[start of Stored records]
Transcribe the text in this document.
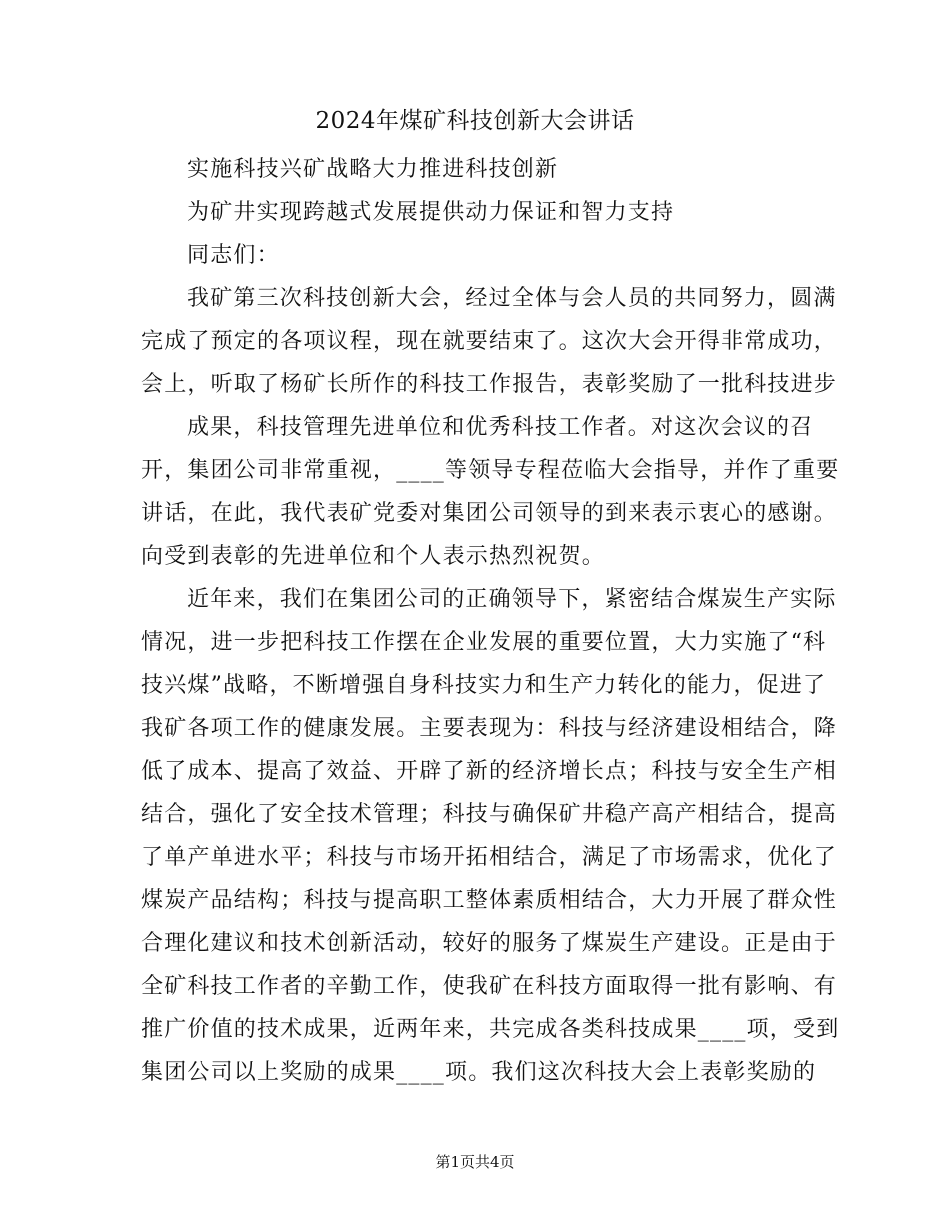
2024年煤矿科技创新大会讲话
实施科技兴矿战略大力推进科技创新
为矿井实现跨越式发展提供动力保证和智力支持
同志们：
我矿第三次科技创新大会，经过全体与会人员的共同努力，圆满
完成了预定的各项议程，现在就要结束了。这次大会开得非常成功，
会上，听取了杨矿长所作的科技工作报告，表彰奖励了一批科技进步
成果，科技管理先进单位和优秀科技工作者。对这次会议的召
开，集团公司非常重视，____等领导专程莅临大会指导，并作了重要
讲话，在此，我代表矿党委对集团公司领导的到来表示衷心的感谢。
向受到表彰的先进单位和个人表示热烈祝贺。
近年来，我们在集团公司的正确领导下，紧密结合煤炭生产实际
情况，进一步把科技工作摆在企业发展的重要位置，大力实施了“科
技兴煤”战略，不断增强自身科技实力和生产力转化的能力，促进了
我矿各项工作的健康发展。主要表现为：科技与经济建设相结合，降
低了成本、提高了效益、开辟了新的经济增长点；科技与安全生产相
结合，强化了安全技术管理；科技与确保矿井稳产高产相结合，提高
了单产单进水平；科技与市场开拓相结合，满足了市场需求，优化了
煤炭产品结构；科技与提高职工整体素质相结合，大力开展了群众性
合理化建议和技术创新活动，较好的服务了煤炭生产建设。正是由于
全矿科技工作者的辛勤工作，使我矿在科技方面取得一批有影响、有
推广价值的技术成果，近两年来，共完成各类科技成果____项，受到
集团公司以上奖励的成果____项。我们这次科技大会上表彰奖励的
第1页共4页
[end of Stored records]
Task requirements: All of the data above should be transcribed verbatim, with pictures omitted.

The output:
Transcribe the text in this document.
2024年煤矿科技创新大会讲话
实施科技兴矿战略大力推进科技创新
为矿井实现跨越式发展提供动力保证和智力支持
同志们：
我矿第三次科技创新大会，经过全体与会人员的共同努力，圆满
完成了预定的各项议程，现在就要结束了。这次大会开得非常成功，
会上，听取了杨矿长所作的科技工作报告，表彰奖励了一批科技进步
成果，科技管理先进单位和优秀科技工作者。对这次会议的召
开，集团公司非常重视，____等领导专程莅临大会指导，并作了重要
讲话，在此，我代表矿党委对集团公司领导的到来表示衷心的感谢。
向受到表彰的先进单位和个人表示热烈祝贺。
近年来，我们在集团公司的正确领导下，紧密结合煤炭生产实际
情况，进一步把科技工作摆在企业发展的重要位置，大力实施了“科
技兴煤”战略，不断增强自身科技实力和生产力转化的能力，促进了
我矿各项工作的健康发展。主要表现为：科技与经济建设相结合，降
低了成本、提高了效益、开辟了新的经济增长点；科技与安全生产相
结合，强化了安全技术管理；科技与确保矿井稳产高产相结合，提高
了单产单进水平；科技与市场开拓相结合，满足了市场需求，优化了
煤炭产品结构；科技与提高职工整体素质相结合，大力开展了群众性
合理化建议和技术创新活动，较好的服务了煤炭生产建设。正是由于
全矿科技工作者的辛勤工作，使我矿在科技方面取得一批有影响、有
推广价值的技术成果，近两年来，共完成各类科技成果____项，受到
集团公司以上奖励的成果____项。我们这次科技大会上表彰奖励的
第1页共4页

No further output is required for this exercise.